* _The input_
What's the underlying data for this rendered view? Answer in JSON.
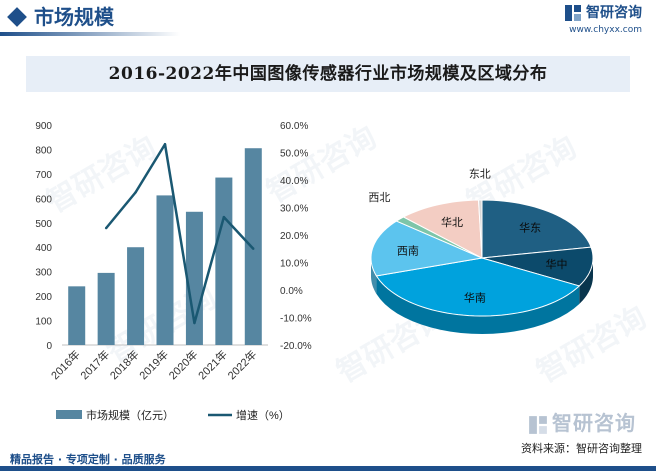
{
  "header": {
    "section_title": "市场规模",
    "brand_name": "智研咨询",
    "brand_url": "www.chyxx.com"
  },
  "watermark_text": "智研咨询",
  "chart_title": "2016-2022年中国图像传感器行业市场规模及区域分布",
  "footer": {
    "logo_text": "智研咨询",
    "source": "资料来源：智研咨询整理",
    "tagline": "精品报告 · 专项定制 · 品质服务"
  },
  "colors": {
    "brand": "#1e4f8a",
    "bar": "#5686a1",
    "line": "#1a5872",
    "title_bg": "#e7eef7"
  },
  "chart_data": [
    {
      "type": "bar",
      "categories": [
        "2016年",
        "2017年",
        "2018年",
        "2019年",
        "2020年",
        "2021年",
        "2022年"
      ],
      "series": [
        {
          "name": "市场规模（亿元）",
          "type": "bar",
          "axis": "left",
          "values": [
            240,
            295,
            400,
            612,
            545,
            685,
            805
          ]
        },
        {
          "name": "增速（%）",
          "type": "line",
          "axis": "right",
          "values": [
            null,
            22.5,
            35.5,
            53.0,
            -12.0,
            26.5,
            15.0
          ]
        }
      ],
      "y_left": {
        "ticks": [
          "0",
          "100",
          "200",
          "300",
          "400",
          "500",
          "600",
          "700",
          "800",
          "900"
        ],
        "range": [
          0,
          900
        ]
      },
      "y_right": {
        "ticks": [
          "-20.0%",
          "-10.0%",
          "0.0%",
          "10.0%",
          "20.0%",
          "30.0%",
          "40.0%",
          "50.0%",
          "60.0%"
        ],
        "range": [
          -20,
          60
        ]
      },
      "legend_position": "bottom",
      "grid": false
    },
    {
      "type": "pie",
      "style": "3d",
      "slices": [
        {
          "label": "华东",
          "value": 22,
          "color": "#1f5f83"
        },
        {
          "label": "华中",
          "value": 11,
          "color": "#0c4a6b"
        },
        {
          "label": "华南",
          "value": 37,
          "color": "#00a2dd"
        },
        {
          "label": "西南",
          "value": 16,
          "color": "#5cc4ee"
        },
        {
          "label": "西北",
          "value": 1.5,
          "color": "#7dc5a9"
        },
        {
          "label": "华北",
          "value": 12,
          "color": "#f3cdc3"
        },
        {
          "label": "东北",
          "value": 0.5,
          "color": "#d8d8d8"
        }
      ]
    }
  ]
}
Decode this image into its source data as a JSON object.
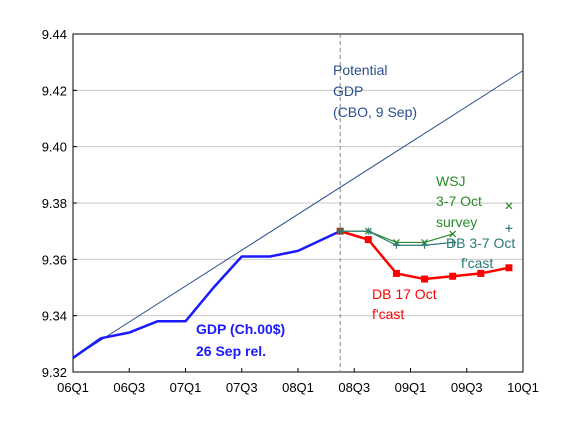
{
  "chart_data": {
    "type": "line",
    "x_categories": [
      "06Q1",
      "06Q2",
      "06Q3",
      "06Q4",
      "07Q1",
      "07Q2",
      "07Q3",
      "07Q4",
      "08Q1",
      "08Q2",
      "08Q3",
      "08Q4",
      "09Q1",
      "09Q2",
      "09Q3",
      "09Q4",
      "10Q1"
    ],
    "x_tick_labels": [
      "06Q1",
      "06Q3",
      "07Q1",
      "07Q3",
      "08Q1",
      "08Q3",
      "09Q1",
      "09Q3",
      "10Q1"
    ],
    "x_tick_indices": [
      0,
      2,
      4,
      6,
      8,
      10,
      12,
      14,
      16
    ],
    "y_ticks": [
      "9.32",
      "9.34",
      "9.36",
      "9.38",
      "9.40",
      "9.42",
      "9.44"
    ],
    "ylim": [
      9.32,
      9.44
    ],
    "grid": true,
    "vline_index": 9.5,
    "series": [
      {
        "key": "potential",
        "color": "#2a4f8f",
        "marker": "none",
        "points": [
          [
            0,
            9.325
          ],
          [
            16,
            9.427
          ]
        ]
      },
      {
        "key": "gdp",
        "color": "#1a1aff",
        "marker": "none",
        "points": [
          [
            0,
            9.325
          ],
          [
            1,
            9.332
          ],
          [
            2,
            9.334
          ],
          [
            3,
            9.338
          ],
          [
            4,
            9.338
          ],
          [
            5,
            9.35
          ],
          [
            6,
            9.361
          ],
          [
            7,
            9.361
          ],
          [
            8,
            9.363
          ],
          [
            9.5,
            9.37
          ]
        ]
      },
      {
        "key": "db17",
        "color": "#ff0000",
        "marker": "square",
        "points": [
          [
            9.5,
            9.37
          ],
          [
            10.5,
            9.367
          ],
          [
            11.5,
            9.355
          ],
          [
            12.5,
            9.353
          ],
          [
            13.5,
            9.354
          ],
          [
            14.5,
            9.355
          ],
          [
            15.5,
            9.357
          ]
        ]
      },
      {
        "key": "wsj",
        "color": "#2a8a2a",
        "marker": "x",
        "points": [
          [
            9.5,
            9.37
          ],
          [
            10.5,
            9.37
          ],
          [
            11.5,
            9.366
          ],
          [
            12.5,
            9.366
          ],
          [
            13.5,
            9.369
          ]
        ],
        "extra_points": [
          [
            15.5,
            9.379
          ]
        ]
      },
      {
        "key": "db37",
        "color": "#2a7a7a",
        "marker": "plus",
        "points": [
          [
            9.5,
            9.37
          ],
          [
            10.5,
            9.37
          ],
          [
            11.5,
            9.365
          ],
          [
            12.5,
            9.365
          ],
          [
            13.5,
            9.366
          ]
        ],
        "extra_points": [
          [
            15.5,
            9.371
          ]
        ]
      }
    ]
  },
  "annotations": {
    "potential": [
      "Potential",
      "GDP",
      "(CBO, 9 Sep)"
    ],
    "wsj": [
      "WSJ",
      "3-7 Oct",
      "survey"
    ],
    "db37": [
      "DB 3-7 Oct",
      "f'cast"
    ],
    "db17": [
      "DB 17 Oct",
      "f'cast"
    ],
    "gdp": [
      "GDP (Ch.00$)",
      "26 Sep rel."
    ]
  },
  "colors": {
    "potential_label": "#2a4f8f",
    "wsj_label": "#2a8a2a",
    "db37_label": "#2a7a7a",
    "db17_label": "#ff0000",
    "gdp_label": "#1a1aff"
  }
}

* _Your goal_
Omit the images and transcribe all of the records above word for word.

* _Solution for this task_
What's the underlying data for this rendered view? Answer in JSON.
{
  "header": {
    "section_title": "市场规模",
    "brand_name": "智研咨询",
    "brand_url": "www.chyxx.com"
  },
  "watermark_text": "智研咨询",
  "chart_title": "2016-2022年中国图像传感器行业市场规模及区域分布",
  "footer": {
    "logo_text": "智研咨询",
    "source": "资料来源：智研咨询整理",
    "tagline": "精品报告 · 专项定制 · 品质服务"
  },
  "colors": {
    "brand": "#1e4f8a",
    "bar": "#5686a1",
    "line": "#1a5872",
    "title_bg": "#e7eef7"
  },
  "chart_data": [
    {
      "type": "bar",
      "categories": [
        "2016年",
        "2017年",
        "2018年",
        "2019年",
        "2020年",
        "2021年",
        "2022年"
      ],
      "series": [
        {
          "name": "市场规模（亿元）",
          "type": "bar",
          "axis": "left",
          "values": [
            240,
            295,
            400,
            612,
            545,
            685,
            805
          ]
        },
        {
          "name": "增速（%）",
          "type": "line",
          "axis": "right",
          "values": [
            null,
            22.5,
            35.5,
            53.0,
            -12.0,
            26.5,
            15.0
          ]
        }
      ],
      "y_left": {
        "ticks": [
          "0",
          "100",
          "200",
          "300",
          "400",
          "500",
          "600",
          "700",
          "800",
          "900"
        ],
        "range": [
          0,
          900
        ]
      },
      "y_right": {
        "ticks": [
          "-20.0%",
          "-10.0%",
          "0.0%",
          "10.0%",
          "20.0%",
          "30.0%",
          "40.0%",
          "50.0%",
          "60.0%"
        ],
        "range": [
          -20,
          60
        ]
      },
      "legend_position": "bottom",
      "grid": false
    },
    {
      "type": "pie",
      "style": "3d",
      "slices": [
        {
          "label": "华东",
          "value": 22,
          "color": "#1f5f83"
        },
        {
          "label": "华中",
          "value": 11,
          "color": "#0c4a6b"
        },
        {
          "label": "华南",
          "value": 37,
          "color": "#00a2dd"
        },
        {
          "label": "西南",
          "value": 16,
          "color": "#5cc4ee"
        },
        {
          "label": "西北",
          "value": 1.5,
          "color": "#7dc5a9"
        },
        {
          "label": "华北",
          "value": 12,
          "color": "#f3cdc3"
        },
        {
          "label": "东北",
          "value": 0.5,
          "color": "#d8d8d8"
        }
      ]
    }
  ]
}
Decode this image into its source data as a JSON object.
{
  "chart_data": {
    "type": "line",
    "x_categories": [
      "06Q1",
      "06Q2",
      "06Q3",
      "06Q4",
      "07Q1",
      "07Q2",
      "07Q3",
      "07Q4",
      "08Q1",
      "08Q2",
      "08Q3",
      "08Q4",
      "09Q1",
      "09Q2",
      "09Q3",
      "09Q4",
      "10Q1"
    ],
    "x_tick_labels": [
      "06Q1",
      "06Q3",
      "07Q1",
      "07Q3",
      "08Q1",
      "08Q3",
      "09Q1",
      "09Q3",
      "10Q1"
    ],
    "x_tick_indices": [
      0,
      2,
      4,
      6,
      8,
      10,
      12,
      14,
      16
    ],
    "y_ticks": [
      "9.32",
      "9.34",
      "9.36",
      "9.38",
      "9.40",
      "9.42",
      "9.44"
    ],
    "ylim": [
      9.32,
      9.44
    ],
    "grid": true,
    "vline_index": 9.5,
    "series": [
      {
        "key": "potential",
        "color": "#2a4f8f",
        "marker": "none",
        "points": [
          [
            0,
            9.325
          ],
          [
            16,
            9.427
          ]
        ]
      },
      {
        "key": "gdp",
        "color": "#1a1aff",
        "marker": "none",
        "points": [
          [
            0,
            9.325
          ],
          [
            1,
            9.332
          ],
          [
            2,
            9.334
          ],
          [
            3,
            9.338
          ],
          [
            4,
            9.338
          ],
          [
            5,
            9.35
          ],
          [
            6,
            9.361
          ],
          [
            7,
            9.361
          ],
          [
            8,
            9.363
          ],
          [
            9.5,
            9.37
          ]
        ]
      },
      {
        "key": "db17",
        "color": "#ff0000",
        "marker": "square",
        "points": [
          [
            9.5,
            9.37
          ],
          [
            10.5,
            9.367
          ],
          [
            11.5,
            9.355
          ],
          [
            12.5,
            9.353
          ],
          [
            13.5,
            9.354
          ],
          [
            14.5,
            9.355
          ],
          [
            15.5,
            9.357
          ]
        ]
      },
      {
        "key": "wsj",
        "color": "#2a8a2a",
        "marker": "x",
        "points": [
          [
            9.5,
            9.37
          ],
          [
            10.5,
            9.37
          ],
          [
            11.5,
            9.366
          ],
          [
            12.5,
            9.366
          ],
          [
            13.5,
            9.369
          ]
        ],
        "extra_points": [
          [
            15.5,
            9.379
          ]
        ]
      },
      {
        "key": "db37",
        "color": "#2a7a7a",
        "marker": "plus",
        "points": [
          [
            9.5,
            9.37
          ],
          [
            10.5,
            9.37
          ],
          [
            11.5,
            9.365
          ],
          [
            12.5,
            9.365
          ],
          [
            13.5,
            9.366
          ]
        ],
        "extra_points": [
          [
            15.5,
            9.371
          ]
        ]
      }
    ]
  },
  "annotations": {
    "potential": [
      "Potential",
      "GDP",
      "(CBO, 9 Sep)"
    ],
    "wsj": [
      "WSJ",
      "3-7 Oct",
      "survey"
    ],
    "db37": [
      "DB 3-7 Oct",
      "f'cast"
    ],
    "db17": [
      "DB 17 Oct",
      "f'cast"
    ],
    "gdp": [
      "GDP (Ch.00$)",
      "26 Sep rel."
    ]
  },
  "colors": {
    "potential_label": "#2a4f8f",
    "wsj_label": "#2a8a2a",
    "db37_label": "#2a7a7a",
    "db17_label": "#ff0000",
    "gdp_label": "#1a1aff"
  }
}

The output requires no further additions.